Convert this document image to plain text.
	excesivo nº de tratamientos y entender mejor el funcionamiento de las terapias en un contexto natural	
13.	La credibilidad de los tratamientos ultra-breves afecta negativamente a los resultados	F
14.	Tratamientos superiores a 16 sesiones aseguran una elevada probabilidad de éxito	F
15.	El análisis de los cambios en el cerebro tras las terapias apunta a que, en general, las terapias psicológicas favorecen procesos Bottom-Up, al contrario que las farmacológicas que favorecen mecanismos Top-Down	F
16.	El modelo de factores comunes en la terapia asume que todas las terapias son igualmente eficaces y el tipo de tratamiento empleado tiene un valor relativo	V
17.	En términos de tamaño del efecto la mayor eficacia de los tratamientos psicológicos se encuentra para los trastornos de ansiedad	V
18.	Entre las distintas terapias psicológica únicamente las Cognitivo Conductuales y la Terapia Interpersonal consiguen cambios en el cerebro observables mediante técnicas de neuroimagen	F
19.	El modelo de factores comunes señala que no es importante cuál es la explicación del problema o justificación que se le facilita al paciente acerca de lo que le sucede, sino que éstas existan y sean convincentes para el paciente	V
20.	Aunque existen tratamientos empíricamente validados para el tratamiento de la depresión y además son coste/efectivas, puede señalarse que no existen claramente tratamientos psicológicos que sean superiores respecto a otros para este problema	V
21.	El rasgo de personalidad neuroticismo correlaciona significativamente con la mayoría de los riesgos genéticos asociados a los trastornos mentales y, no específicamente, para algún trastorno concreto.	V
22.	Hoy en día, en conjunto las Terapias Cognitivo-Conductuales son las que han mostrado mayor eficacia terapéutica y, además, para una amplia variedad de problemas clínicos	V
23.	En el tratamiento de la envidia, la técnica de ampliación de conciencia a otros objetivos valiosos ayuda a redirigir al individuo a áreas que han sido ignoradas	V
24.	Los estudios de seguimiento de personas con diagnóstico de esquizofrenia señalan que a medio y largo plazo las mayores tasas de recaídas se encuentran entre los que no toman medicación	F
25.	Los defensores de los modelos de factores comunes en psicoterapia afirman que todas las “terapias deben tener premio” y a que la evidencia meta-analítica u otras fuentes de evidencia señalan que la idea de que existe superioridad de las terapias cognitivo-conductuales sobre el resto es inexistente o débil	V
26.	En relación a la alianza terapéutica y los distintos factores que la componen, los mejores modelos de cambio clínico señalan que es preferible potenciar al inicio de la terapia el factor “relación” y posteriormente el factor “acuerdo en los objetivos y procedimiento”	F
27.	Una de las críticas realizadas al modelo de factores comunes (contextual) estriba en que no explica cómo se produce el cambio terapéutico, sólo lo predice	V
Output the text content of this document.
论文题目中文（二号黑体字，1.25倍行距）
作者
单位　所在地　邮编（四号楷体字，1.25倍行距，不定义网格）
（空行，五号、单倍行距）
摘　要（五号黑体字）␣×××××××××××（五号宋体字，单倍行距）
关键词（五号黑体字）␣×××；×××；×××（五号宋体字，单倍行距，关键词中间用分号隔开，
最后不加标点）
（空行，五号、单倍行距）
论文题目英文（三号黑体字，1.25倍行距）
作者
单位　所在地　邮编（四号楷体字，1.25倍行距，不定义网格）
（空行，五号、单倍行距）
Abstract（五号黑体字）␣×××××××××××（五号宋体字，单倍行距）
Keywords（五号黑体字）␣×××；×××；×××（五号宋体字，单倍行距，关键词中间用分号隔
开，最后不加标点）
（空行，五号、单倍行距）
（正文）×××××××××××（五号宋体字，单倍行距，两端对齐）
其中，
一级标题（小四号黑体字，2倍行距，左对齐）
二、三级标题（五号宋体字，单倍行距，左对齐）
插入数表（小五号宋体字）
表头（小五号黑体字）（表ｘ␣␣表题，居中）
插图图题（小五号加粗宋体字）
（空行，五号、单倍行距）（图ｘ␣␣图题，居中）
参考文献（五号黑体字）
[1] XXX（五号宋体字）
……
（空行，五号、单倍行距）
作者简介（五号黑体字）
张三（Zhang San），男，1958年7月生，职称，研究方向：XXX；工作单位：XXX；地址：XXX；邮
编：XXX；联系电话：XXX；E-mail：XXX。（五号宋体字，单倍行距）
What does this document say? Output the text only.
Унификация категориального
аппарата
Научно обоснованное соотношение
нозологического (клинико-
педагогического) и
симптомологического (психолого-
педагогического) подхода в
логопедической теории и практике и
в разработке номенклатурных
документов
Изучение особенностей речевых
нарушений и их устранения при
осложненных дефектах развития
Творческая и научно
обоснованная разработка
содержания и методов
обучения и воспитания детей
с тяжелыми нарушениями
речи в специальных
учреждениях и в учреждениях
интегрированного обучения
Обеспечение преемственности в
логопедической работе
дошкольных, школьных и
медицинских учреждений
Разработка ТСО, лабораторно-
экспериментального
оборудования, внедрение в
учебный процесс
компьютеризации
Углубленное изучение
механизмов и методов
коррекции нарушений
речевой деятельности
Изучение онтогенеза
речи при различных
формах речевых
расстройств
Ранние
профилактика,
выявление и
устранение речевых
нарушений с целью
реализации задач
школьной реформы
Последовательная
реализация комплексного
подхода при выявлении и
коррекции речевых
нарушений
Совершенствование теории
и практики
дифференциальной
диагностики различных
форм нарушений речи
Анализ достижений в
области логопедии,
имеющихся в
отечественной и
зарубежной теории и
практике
:::::
> **EXERCISE DETAILS**: Every record should be repeated exactly; please leave none out.

> **SOLUTION FOR THIS PROBLEM**:
Convert this document image to plain text.
	excesivo nº de tratamientos y entender mejor el funcionamiento de las terapias en un contexto natural	
13.	La credibilidad de los tratamientos ultra-breves afecta negativamente a los resultados	F
14.	Tratamientos superiores a 16 sesiones aseguran una elevada probabilidad de éxito	F
15.	El análisis de los cambios en el cerebro tras las terapias apunta a que, en general, las terapias psicológicas favorecen procesos Bottom-Up, al contrario que las farmacológicas que favorecen mecanismos Top-Down	F
16.	El modelo de factores comunes en la terapia asume que todas las terapias son igualmente eficaces y el tipo de tratamiento empleado tiene un valor relativo	V
17.	En términos de tamaño del efecto la mayor eficacia de los tratamientos psicológicos se encuentra para los trastornos de ansiedad	V
18.	Entre las distintas terapias psicológica únicamente las Cognitivo Conductuales y la Terapia Interpersonal consiguen cambios en el cerebro observables mediante técnicas de neuroimagen	F
19.	El modelo de factores comunes señala que no es importante cuál es la explicación del problema o justificación que se le facilita al paciente acerca de lo que le sucede, sino que éstas existan y sean convincentes para el paciente	V
20.	Aunque existen tratamientos empíricamente validados para el tratamiento de la depresión y además son coste/efectivas, puede señalarse que no existen claramente tratamientos psicológicos que sean superiores respecto a otros para este problema	V
21.	El rasgo de personalidad neuroticismo correlaciona significativamente con la mayoría de los riesgos genéticos asociados a los trastornos mentales y, no específicamente, para algún trastorno concreto.	V
22.	Hoy en día, en conjunto las Terapias Cognitivo-Conductuales son las que han mostrado mayor eficacia terapéutica y, además, para una amplia variedad de problemas clínicos	V
23.	En el tratamiento de la envidia, la técnica de ampliación de conciencia a otros objetivos valiosos ayuda a redirigir al individuo a áreas que han sido ignoradas	V
24.	Los estudios de seguimiento de personas con diagnóstico de esquizofrenia señalan que a medio y largo plazo las mayores tasas de recaídas se encuentran entre los que no toman medicación	F
25.	Los defensores de los modelos de factores comunes en psicoterapia afirman que todas las “terapias deben tener premio” y a que la evidencia meta-analítica u otras fuentes de evidencia señalan que la idea de que existe superioridad de las terapias cognitivo-conductuales sobre el resto es inexistente o débil	V
26.	En relación a la alianza terapéutica y los distintos factores que la componen, los mejores modelos de cambio clínico señalan que es preferible potenciar al inicio de la terapia el factor “relación” y posteriormente el factor “acuerdo en los objetivos y procedimiento”	F
27.	Una de las críticas realizadas al modelo de factores comunes (contextual) estriba en que no explica cómo se produce el cambio terapéutico, sólo lo predice	V
Output the text content of this document.
论文题目中文（二号黑体字，1.25倍行距）
作者
单位　所在地　邮编（四号楷体字，1.25倍行距，不定义网格）
（空行，五号、单倍行距）
摘　要（五号黑体字）␣×××××××××××（五号宋体字，单倍行距）
关键词（五号黑体字）␣×××；×××；×××（五号宋体字，单倍行距，关键词中间用分号隔开，
最后不加标点）
（空行，五号、单倍行距）
论文题目英文（三号黑体字，1.25倍行距）
作者
单位　所在地　邮编（四号楷体字，1.25倍行距，不定义网格）
（空行，五号、单倍行距）
Abstract（五号黑体字）␣×××××××××××（五号宋体字，单倍行距）
Keywords（五号黑体字）␣×××；×××；×××（五号宋体字，单倍行距，关键词中间用分号隔
开，最后不加标点）
（空行，五号、单倍行距）
（正文）×××××××××××（五号宋体字，单倍行距，两端对齐）
其中，
一级标题（小四号黑体字，2倍行距，左对齐）
二、三级标题（五号宋体字，单倍行距，左对齐）
插入数表（小五号宋体字）
表头（小五号黑体字）（表ｘ␣␣表题，居中）
插图图题（小五号加粗宋体字）
（空行，五号、单倍行距）（图ｘ␣␣图题，居中）
参考文献（五号黑体字）
[1] XXX（五号宋体字）
……
（空行，五号、单倍行距）
作者简介（五号黑体字）
张三（Zhang San），男，1958年7月生，职称，研究方向：XXX；工作单位：XXX；地址：XXX；邮
编：XXX；联系电话：XXX；E-mail：XXX。（五号宋体字，单倍行距）
What does this document say? Output the text only.
Унификация категориального
аппарата
Научно обоснованное соотношение
нозологического (клинико-
педагогического) и
симптомологического (психолого-
педагогического) подхода в
логопедической теории и практике и
в разработке номенклатурных
документов
Изучение особенностей речевых
нарушений и их устранения при
осложненных дефектах развития
Творческая и научно
обоснованная разработка
содержания и методов
обучения и воспитания детей
с тяжелыми нарушениями
речи в специальных
учреждениях и в учреждениях
интегрированного обучения
Обеспечение преемственности в
логопедической работе
дошкольных, школьных и
медицинских учреждений
Разработка ТСО, лабораторно-
экспериментального
оборудования, внедрение в
учебный процесс
компьютеризации
Углубленное изучение
механизмов и методов
коррекции нарушений
речевой деятельности
Изучение онтогенеза
речи при различных
формах речевых
расстройств
Ранние
профилактика,
выявление и
устранение речевых
нарушений с целью
реализации задач
школьной реформы
Последовательная
реализация комплексного
подхода при выявлении и
коррекции речевых
нарушений
Совершенствование теории
и практики
дифференциальной
диагностики различных
форм нарушений речи
Анализ достижений в
области логопедии,
имеющихся в
отечественной и
зарубежной теории и
практике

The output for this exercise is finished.